**Stated task**
In the listing below, locate the lines bearing the word "color". Copy every one of them.
■ ■ ■ ■ ■
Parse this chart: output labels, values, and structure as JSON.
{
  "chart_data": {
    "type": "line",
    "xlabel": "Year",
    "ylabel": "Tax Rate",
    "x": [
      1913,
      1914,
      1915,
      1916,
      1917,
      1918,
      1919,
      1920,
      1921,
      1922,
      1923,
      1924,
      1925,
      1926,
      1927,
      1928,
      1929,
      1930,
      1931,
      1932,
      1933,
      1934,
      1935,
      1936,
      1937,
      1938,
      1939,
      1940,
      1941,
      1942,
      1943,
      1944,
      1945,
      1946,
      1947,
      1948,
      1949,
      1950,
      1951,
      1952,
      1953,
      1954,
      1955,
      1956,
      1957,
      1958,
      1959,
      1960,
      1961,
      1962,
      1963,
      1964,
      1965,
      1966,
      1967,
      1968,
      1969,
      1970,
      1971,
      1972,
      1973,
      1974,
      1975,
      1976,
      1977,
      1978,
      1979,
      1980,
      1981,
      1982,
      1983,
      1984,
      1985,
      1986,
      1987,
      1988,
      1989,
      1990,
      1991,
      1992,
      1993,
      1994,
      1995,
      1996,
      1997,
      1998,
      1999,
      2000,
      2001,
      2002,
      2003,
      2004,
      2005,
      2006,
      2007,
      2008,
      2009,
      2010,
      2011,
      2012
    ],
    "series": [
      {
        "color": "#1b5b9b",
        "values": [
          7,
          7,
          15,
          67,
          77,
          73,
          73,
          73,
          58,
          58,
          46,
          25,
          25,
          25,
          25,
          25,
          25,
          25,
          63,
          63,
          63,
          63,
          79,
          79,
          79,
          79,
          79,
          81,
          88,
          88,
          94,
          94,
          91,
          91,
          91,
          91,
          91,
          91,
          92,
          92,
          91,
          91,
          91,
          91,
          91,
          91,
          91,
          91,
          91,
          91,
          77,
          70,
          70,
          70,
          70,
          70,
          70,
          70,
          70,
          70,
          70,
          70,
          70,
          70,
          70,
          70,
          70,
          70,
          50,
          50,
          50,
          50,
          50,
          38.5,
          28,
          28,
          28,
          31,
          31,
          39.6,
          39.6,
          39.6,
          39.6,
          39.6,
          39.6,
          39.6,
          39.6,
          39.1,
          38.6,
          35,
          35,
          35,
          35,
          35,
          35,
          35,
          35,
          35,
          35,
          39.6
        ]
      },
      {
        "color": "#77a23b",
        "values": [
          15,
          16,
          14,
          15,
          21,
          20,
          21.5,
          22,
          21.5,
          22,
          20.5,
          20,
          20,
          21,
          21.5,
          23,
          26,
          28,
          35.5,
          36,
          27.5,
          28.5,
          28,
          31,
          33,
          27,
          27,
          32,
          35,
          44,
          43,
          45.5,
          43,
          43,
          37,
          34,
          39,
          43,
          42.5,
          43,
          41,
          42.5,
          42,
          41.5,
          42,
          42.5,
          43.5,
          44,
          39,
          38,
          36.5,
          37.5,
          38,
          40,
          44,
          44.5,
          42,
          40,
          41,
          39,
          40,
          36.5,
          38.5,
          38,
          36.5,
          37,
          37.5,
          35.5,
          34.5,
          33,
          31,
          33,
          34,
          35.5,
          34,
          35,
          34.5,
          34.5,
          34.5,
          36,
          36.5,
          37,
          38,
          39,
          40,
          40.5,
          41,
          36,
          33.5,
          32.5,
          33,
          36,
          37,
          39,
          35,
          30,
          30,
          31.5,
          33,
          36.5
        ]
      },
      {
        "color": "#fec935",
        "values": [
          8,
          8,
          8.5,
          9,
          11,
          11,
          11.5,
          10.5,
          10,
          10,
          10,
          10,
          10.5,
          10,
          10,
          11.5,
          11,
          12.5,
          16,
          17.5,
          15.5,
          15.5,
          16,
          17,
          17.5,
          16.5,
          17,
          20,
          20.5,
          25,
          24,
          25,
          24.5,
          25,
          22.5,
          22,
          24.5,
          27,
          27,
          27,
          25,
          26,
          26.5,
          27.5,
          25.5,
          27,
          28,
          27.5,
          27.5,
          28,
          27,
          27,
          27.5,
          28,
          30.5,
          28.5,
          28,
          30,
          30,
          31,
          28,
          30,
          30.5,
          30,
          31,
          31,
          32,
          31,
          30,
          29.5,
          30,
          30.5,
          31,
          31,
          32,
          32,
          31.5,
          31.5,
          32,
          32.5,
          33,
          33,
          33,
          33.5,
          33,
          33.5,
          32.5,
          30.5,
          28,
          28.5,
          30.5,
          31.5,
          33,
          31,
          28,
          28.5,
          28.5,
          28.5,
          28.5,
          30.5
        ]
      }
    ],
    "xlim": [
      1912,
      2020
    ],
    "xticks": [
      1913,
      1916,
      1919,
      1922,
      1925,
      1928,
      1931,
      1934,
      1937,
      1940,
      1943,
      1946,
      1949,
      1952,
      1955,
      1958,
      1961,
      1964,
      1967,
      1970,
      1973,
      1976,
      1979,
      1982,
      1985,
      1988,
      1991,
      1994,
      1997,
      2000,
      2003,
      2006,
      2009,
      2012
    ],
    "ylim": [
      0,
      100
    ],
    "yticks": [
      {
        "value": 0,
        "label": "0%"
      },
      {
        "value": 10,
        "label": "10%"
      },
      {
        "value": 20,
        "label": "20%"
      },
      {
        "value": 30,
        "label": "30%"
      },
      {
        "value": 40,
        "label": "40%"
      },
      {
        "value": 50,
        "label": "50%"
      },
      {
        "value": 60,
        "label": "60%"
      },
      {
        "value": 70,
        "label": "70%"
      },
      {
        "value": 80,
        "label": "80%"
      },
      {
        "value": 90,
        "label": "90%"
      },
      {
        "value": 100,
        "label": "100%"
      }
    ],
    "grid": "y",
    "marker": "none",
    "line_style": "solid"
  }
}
■ ■ ■ ■ ■
**Solution for this exercise**
        "color": "#1b5b9b",
        "color": "#77a23b",
        "color": "#fec935",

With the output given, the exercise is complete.